> _INSTRUCTION_: Each line of the listing must be transcribed exactly, except for the images, which should be excluded.

> _DATA ROWS_:
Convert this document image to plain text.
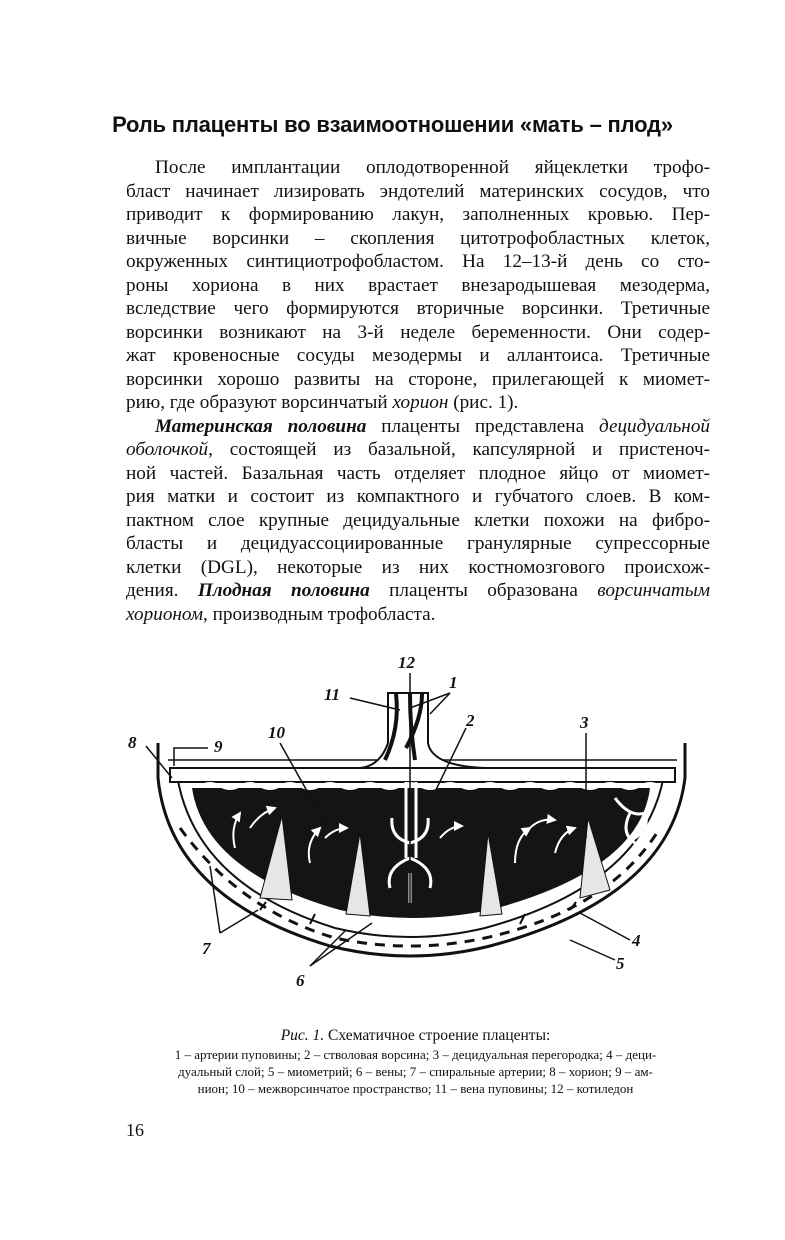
Роль плаценты во взаимоотношении «мать – плод»
После имплантации оплодотворенной яйцеклетки трофо-
бласт начинает лизировать эндотелий материнских сосудов, что
приводит к формированию лакун, заполненных кровью. Пер-
вичные ворсинки – скопления цитотрофобластных клеток,
окруженных синтициотрофобластом. На 12–13-й день со сто-
роны хориона в них врастает внезародышевая мезодерма,
вследствие чего формируются вторичные ворсинки. Третичные
ворсинки возникают на 3-й неделе беременности. Они содер-
жат кровеносные сосуды мезодермы и аллантоиса. Третичные
ворсинки хорошо развиты на стороне, прилегающей к миомет-
рию, где образуют ворсинчатый хорион (рис. 1).
Материнская половина плаценты представлена децидуальной
оболочкой, состоящей из базальной, капсулярной и пристеноч-
ной частей. Базальная часть отделяет плодное яйцо от миомет-
рия матки и состоит из компактного и губчатого слоев. В ком-
пактном слое крупные децидуальные клетки похожи на фибро-
бласты и децидуассоциированные гранулярные супрессорные
клетки (DGL), некоторые из них костномозгового происхож-
дения. Плодная половина плаценты образована ворсинчатым
хорионом, производным трофобласта.
1
2	3
4
5
6
7
8	9
10
11
12
Рис. 1. Схематичное строение плаценты:
1 – артерии пуповины; 2 – стволовая ворсина; 3 – децидуальная перегородка; 4 – деци-
дуальный слой; 5 – миометрий; 6 – вены; 7 – спиральные артерии; 8 – хорион; 9 – ам-
нион; 10 – межворсинчатое пространство; 11 – вена пуповины; 12 – котиледон
16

> _ANSWER TO THE TASK_:
Convert this document image to plain text.
Роль плаценты во взаимоотношении «мать – плод»
После имплантации оплодотворенной яйцеклетки трофо-
бласт начинает лизировать эндотелий материнских сосудов, что
приводит к формированию лакун, заполненных кровью. Пер-
вичные ворсинки – скопления цитотрофобластных клеток,
окруженных синтициотрофобластом. На 12–13-й день со сто-
роны хориона в них врастает внезародышевая мезодерма,
вследствие чего формируются вторичные ворсинки. Третичные
ворсинки возникают на 3-й неделе беременности. Они содер-
жат кровеносные сосуды мезодермы и аллантоиса. Третичные
ворсинки хорошо развиты на стороне, прилегающей к миомет-
рию, где образуют ворсинчатый хорион (рис. 1).
Материнская половина плаценты представлена децидуальной
оболочкой, состоящей из базальной, капсулярной и пристеноч-
ной частей. Базальная часть отделяет плодное яйцо от миомет-
рия матки и состоит из компактного и губчатого слоев. В ком-
пактном слое крупные децидуальные клетки похожи на фибро-
бласты и децидуассоциированные гранулярные супрессорные
клетки (DGL), некоторые из них костномозгового происхож-
дения. Плодная половина плаценты образована ворсинчатым
хорионом, производным трофобласта.
1
2	3
4
5
6
7
8	9
10
11
12
Рис. 1. Схематичное строение плаценты:
1 – артерии пуповины; 2 – стволовая ворсина; 3 – децидуальная перегородка; 4 – деци-
дуальный слой; 5 – миометрий; 6 – вены; 7 – спиральные артерии; 8 – хорион; 9 – ам-
нион; 10 – межворсинчатое пространство; 11 – вена пуповины; 12 – котиледон
16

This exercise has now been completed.